[Items from a figure collection]
____

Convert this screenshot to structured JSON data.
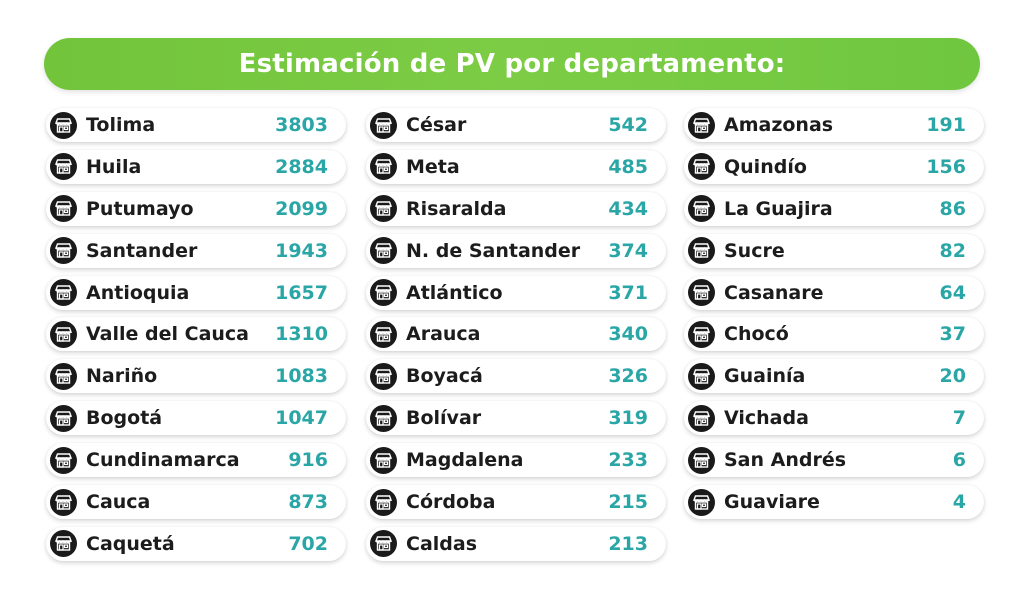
{
  "title": "Estimación de PV por departamento:",
  "icon_name": "store-icon",
  "colors": {
    "banner": "#77c940",
    "value": "#2aa6a6",
    "name": "#1c1c1c",
    "icon_bg": "#1a1a1a"
  },
  "columns": [
    [
      {
        "name": "Tolima",
        "value": "3803"
      },
      {
        "name": "Huila",
        "value": "2884"
      },
      {
        "name": "Putumayo",
        "value": "2099"
      },
      {
        "name": "Santander",
        "value": "1943"
      },
      {
        "name": "Antioquia",
        "value": "1657"
      },
      {
        "name": "Valle del Cauca",
        "value": "1310"
      },
      {
        "name": "Nariño",
        "value": "1083"
      },
      {
        "name": "Bogotá",
        "value": "1047"
      },
      {
        "name": "Cundinamarca",
        "value": "916"
      },
      {
        "name": "Cauca",
        "value": "873"
      },
      {
        "name": "Caquetá",
        "value": "702"
      }
    ],
    [
      {
        "name": "César",
        "value": "542"
      },
      {
        "name": "Meta",
        "value": "485"
      },
      {
        "name": "Risaralda",
        "value": "434"
      },
      {
        "name": "N. de Santander",
        "value": "374"
      },
      {
        "name": "Atlántico",
        "value": "371"
      },
      {
        "name": "Arauca",
        "value": "340"
      },
      {
        "name": "Boyacá",
        "value": "326"
      },
      {
        "name": "Bolívar",
        "value": "319"
      },
      {
        "name": "Magdalena",
        "value": "233"
      },
      {
        "name": "Córdoba",
        "value": "215"
      },
      {
        "name": "Caldas",
        "value": "213"
      }
    ],
    [
      {
        "name": "Amazonas",
        "value": "191"
      },
      {
        "name": "Quindío",
        "value": "156"
      },
      {
        "name": "La Guajira",
        "value": "86"
      },
      {
        "name": "Sucre",
        "value": "82"
      },
      {
        "name": "Casanare",
        "value": "64"
      },
      {
        "name": "Chocó",
        "value": "37"
      },
      {
        "name": "Guainía",
        "value": "20"
      },
      {
        "name": "Vichada",
        "value": "7"
      },
      {
        "name": "San Andrés",
        "value": "6"
      },
      {
        "name": "Guaviare",
        "value": "4"
      }
    ]
  ]
}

____

#### STATED PROBLEM:
Make an exact copy of the whole listing, but don't bring over any pictures.

#### FULL SOLUTION:
Convert this screenshot to structured JSON data.
{
  "title": "Estimación de PV por departamento:",
  "icon_name": "store-icon",
  "colors": {
    "banner": "#77c940",
    "value": "#2aa6a6",
    "name": "#1c1c1c",
    "icon_bg": "#1a1a1a"
  },
  "columns": [
    [
      {
        "name": "Tolima",
        "value": "3803"
      },
      {
        "name": "Huila",
        "value": "2884"
      },
      {
        "name": "Putumayo",
        "value": "2099"
      },
      {
        "name": "Santander",
        "value": "1943"
      },
      {
        "name": "Antioquia",
        "value": "1657"
      },
      {
        "name": "Valle del Cauca",
        "value": "1310"
      },
      {
        "name": "Nariño",
        "value": "1083"
      },
      {
        "name": "Bogotá",
        "value": "1047"
      },
      {
        "name": "Cundinamarca",
        "value": "916"
      },
      {
        "name": "Cauca",
        "value": "873"
      },
      {
        "name": "Caquetá",
        "value": "702"
      }
    ],
    [
      {
        "name": "César",
        "value": "542"
      },
      {
        "name": "Meta",
        "value": "485"
      },
      {
        "name": "Risaralda",
        "value": "434"
      },
      {
        "name": "N. de Santander",
        "value": "374"
      },
      {
        "name": "Atlántico",
        "value": "371"
      },
      {
        "name": "Arauca",
        "value": "340"
      },
      {
        "name": "Boyacá",
        "value": "326"
      },
      {
        "name": "Bolívar",
        "value": "319"
      },
      {
        "name": "Magdalena",
        "value": "233"
      },
      {
        "name": "Córdoba",
        "value": "215"
      },
      {
        "name": "Caldas",
        "value": "213"
      }
    ],
    [
      {
        "name": "Amazonas",
        "value": "191"
      },
      {
        "name": "Quindío",
        "value": "156"
      },
      {
        "name": "La Guajira",
        "value": "86"
      },
      {
        "name": "Sucre",
        "value": "82"
      },
      {
        "name": "Casanare",
        "value": "64"
      },
      {
        "name": "Chocó",
        "value": "37"
      },
      {
        "name": "Guainía",
        "value": "20"
      },
      {
        "name": "Vichada",
        "value": "7"
      },
      {
        "name": "San Andrés",
        "value": "6"
      },
      {
        "name": "Guaviare",
        "value": "4"
      }
    ]
  ]
}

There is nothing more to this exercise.